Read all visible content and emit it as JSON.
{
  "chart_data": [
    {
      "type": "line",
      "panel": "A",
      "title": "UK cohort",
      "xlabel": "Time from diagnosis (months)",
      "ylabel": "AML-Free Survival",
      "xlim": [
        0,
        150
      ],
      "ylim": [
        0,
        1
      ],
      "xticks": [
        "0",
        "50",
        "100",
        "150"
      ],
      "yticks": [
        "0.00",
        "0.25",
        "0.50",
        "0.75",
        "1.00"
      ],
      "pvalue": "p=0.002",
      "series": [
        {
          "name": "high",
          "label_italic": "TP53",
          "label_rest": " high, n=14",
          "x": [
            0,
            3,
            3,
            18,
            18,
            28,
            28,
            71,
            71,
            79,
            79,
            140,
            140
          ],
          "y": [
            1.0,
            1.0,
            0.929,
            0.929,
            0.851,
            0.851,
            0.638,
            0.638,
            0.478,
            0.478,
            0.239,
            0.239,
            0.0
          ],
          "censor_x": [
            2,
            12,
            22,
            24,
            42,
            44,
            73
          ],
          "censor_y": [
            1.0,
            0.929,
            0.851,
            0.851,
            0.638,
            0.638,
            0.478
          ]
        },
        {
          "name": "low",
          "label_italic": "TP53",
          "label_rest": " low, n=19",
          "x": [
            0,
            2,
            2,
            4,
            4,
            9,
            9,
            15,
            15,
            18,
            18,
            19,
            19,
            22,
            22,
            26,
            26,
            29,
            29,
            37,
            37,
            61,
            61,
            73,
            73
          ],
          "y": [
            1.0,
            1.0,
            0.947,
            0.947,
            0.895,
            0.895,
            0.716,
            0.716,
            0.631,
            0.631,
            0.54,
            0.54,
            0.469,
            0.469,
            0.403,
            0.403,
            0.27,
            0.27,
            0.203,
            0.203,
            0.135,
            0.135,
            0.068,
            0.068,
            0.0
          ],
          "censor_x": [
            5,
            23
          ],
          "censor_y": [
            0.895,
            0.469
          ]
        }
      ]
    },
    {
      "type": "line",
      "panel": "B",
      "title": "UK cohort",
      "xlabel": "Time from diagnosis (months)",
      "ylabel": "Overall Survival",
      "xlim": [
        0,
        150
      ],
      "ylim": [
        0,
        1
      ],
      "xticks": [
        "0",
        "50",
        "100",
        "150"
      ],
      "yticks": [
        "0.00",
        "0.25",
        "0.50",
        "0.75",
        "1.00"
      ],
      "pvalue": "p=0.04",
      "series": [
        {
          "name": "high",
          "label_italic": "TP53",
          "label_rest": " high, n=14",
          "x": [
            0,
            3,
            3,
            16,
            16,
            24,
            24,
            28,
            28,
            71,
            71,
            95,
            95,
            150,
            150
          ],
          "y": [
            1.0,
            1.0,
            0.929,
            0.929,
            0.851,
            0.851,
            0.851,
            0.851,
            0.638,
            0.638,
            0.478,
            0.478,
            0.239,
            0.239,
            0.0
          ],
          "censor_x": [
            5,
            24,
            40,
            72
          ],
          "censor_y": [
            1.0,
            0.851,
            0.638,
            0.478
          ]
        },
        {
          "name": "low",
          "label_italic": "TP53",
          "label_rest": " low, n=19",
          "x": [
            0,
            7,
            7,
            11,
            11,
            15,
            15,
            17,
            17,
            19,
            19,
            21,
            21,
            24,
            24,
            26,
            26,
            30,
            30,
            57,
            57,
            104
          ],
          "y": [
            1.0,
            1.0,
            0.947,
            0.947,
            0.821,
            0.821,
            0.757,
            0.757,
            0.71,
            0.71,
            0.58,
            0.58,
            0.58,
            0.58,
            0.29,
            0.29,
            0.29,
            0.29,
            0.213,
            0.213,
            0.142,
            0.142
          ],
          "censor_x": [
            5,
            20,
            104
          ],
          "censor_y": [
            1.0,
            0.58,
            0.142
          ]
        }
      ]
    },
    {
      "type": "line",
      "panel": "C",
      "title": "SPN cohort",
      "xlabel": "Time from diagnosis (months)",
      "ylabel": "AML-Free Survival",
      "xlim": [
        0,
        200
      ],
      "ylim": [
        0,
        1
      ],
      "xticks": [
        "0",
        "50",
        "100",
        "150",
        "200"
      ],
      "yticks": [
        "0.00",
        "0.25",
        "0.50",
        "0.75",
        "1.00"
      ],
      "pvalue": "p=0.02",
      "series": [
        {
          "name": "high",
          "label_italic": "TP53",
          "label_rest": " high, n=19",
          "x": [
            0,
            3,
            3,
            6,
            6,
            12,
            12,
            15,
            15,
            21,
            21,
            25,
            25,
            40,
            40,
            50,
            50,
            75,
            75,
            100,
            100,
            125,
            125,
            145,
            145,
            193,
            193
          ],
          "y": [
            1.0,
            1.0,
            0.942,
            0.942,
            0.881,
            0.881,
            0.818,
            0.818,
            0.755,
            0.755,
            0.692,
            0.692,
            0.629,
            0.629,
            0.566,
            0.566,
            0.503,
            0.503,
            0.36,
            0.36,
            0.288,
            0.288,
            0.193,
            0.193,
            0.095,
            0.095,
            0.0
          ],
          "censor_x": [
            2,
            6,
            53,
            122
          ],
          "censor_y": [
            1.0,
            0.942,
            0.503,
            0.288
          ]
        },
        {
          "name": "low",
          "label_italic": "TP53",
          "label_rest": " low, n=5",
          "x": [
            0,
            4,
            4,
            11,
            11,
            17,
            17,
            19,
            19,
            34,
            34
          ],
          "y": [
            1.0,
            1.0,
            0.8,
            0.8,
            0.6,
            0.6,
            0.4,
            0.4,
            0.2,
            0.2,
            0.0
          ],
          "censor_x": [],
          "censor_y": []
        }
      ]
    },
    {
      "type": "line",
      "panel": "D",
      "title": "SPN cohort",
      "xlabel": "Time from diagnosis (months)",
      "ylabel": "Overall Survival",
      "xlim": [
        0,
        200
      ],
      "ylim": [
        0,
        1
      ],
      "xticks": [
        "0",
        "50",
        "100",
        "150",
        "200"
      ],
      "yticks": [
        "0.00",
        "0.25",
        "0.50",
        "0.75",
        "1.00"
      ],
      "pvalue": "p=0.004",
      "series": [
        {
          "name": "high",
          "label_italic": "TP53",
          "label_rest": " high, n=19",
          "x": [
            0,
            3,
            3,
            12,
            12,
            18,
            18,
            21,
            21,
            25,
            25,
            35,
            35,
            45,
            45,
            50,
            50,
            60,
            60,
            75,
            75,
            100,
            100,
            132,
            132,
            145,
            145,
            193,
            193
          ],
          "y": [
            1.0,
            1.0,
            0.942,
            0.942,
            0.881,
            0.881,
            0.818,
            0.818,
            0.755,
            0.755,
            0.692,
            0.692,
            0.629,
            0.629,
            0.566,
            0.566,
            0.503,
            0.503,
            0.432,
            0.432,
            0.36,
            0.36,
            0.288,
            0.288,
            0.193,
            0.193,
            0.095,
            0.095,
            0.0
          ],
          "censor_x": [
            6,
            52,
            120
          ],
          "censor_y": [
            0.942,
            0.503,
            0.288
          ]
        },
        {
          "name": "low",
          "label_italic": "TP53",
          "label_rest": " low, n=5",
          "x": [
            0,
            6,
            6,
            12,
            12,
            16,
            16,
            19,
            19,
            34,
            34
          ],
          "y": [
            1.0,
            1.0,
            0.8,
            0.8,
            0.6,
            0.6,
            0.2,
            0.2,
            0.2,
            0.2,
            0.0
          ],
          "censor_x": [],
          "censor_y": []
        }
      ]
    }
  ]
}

--------

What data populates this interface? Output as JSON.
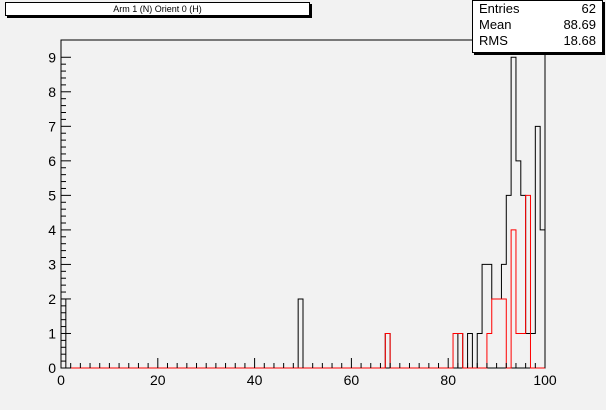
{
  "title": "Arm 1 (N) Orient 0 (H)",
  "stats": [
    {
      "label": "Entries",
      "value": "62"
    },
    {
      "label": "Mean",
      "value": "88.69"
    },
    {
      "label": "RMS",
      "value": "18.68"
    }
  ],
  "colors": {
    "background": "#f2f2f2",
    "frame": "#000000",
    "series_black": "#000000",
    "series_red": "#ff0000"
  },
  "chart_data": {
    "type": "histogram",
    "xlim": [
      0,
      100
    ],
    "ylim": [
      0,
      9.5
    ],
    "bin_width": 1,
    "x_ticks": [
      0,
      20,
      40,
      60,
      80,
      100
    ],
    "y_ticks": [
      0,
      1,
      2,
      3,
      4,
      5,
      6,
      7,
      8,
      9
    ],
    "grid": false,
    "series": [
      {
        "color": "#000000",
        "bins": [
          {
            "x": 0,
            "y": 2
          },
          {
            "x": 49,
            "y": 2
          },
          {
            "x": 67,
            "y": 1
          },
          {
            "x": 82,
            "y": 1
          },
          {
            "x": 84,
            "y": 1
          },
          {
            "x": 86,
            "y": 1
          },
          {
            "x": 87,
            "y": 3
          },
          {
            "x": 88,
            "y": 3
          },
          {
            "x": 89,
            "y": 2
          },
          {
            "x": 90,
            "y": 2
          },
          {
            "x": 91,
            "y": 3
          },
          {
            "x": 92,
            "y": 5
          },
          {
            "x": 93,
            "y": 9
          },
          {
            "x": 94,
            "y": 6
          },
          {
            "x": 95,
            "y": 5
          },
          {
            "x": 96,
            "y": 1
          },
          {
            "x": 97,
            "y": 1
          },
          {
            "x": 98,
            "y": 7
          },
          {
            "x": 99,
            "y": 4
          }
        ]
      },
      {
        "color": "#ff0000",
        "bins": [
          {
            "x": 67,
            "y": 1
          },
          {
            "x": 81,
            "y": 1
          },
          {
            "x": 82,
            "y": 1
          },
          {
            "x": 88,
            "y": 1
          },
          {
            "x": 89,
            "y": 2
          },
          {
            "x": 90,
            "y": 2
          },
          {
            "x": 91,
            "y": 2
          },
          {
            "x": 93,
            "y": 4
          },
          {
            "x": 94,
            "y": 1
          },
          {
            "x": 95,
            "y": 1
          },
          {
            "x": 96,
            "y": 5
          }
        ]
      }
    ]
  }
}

--------

*TASK TO CARRY OUT:*
Search the entries for the word "pvalue", then gather every line that has it.

*ANSWER:*
      "pvalue": "p=0.002",
      "pvalue": "p=0.04",
      "pvalue": "p=0.02",
      "pvalue": "p=0.004",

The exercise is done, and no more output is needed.